**Stated exercise:** Could you extract every entry below and reproduce it exactly?

**Input for this task:**

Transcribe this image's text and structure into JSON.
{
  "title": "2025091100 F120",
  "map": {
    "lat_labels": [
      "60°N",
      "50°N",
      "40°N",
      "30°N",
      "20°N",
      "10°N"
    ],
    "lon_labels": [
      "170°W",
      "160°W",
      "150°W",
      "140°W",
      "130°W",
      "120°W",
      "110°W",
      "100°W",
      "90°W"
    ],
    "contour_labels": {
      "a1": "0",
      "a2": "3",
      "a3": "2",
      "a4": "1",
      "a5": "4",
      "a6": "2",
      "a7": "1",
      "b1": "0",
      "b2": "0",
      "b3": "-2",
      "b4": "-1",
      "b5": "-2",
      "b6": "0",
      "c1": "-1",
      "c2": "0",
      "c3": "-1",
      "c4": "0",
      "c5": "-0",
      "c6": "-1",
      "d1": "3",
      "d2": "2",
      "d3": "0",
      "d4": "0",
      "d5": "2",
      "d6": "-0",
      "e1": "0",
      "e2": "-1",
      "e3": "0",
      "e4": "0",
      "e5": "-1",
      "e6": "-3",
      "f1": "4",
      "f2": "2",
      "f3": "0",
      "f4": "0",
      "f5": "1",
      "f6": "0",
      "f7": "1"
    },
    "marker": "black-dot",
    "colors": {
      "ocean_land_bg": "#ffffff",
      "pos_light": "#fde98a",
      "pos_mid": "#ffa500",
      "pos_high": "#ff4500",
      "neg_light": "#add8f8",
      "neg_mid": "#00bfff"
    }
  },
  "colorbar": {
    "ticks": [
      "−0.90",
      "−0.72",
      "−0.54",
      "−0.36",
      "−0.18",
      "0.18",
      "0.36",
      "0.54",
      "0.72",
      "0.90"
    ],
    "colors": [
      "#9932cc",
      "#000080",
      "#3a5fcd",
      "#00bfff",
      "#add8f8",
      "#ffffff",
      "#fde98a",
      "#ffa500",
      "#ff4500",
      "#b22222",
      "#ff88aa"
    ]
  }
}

**Solution for this problem:**
Transcribe this image's text and structure into JSON.
{
  "title": "2025091100 F120",
  "map": {
    "lat_labels": [
      "60°N",
      "50°N",
      "40°N",
      "30°N",
      "20°N",
      "10°N"
    ],
    "lon_labels": [
      "170°W",
      "160°W",
      "150°W",
      "140°W",
      "130°W",
      "120°W",
      "110°W",
      "100°W",
      "90°W"
    ],
    "contour_labels": {
      "a1": "0",
      "a2": "3",
      "a3": "2",
      "a4": "1",
      "a5": "4",
      "a6": "2",
      "a7": "1",
      "b1": "0",
      "b2": "0",
      "b3": "-2",
      "b4": "-1",
      "b5": "-2",
      "b6": "0",
      "c1": "-1",
      "c2": "0",
      "c3": "-1",
      "c4": "0",
      "c5": "-0",
      "c6": "-1",
      "d1": "3",
      "d2": "2",
      "d3": "0",
      "d4": "0",
      "d5": "2",
      "d6": "-0",
      "e1": "0",
      "e2": "-1",
      "e3": "0",
      "e4": "0",
      "e5": "-1",
      "e6": "-3",
      "f1": "4",
      "f2": "2",
      "f3": "0",
      "f4": "0",
      "f5": "1",
      "f6": "0",
      "f7": "1"
    },
    "marker": "black-dot",
    "colors": {
      "ocean_land_bg": "#ffffff",
      "pos_light": "#fde98a",
      "pos_mid": "#ffa500",
      "pos_high": "#ff4500",
      "neg_light": "#add8f8",
      "neg_mid": "#00bfff"
    }
  },
  "colorbar": {
    "ticks": [
      "−0.90",
      "−0.72",
      "−0.54",
      "−0.36",
      "−0.18",
      "0.18",
      "0.36",
      "0.54",
      "0.72",
      "0.90"
    ],
    "colors": [
      "#9932cc",
      "#000080",
      "#3a5fcd",
      "#00bfff",
      "#add8f8",
      "#ffffff",
      "#fde98a",
      "#ffa500",
      "#ff4500",
      "#b22222",
      "#ff88aa"
    ]
  }
}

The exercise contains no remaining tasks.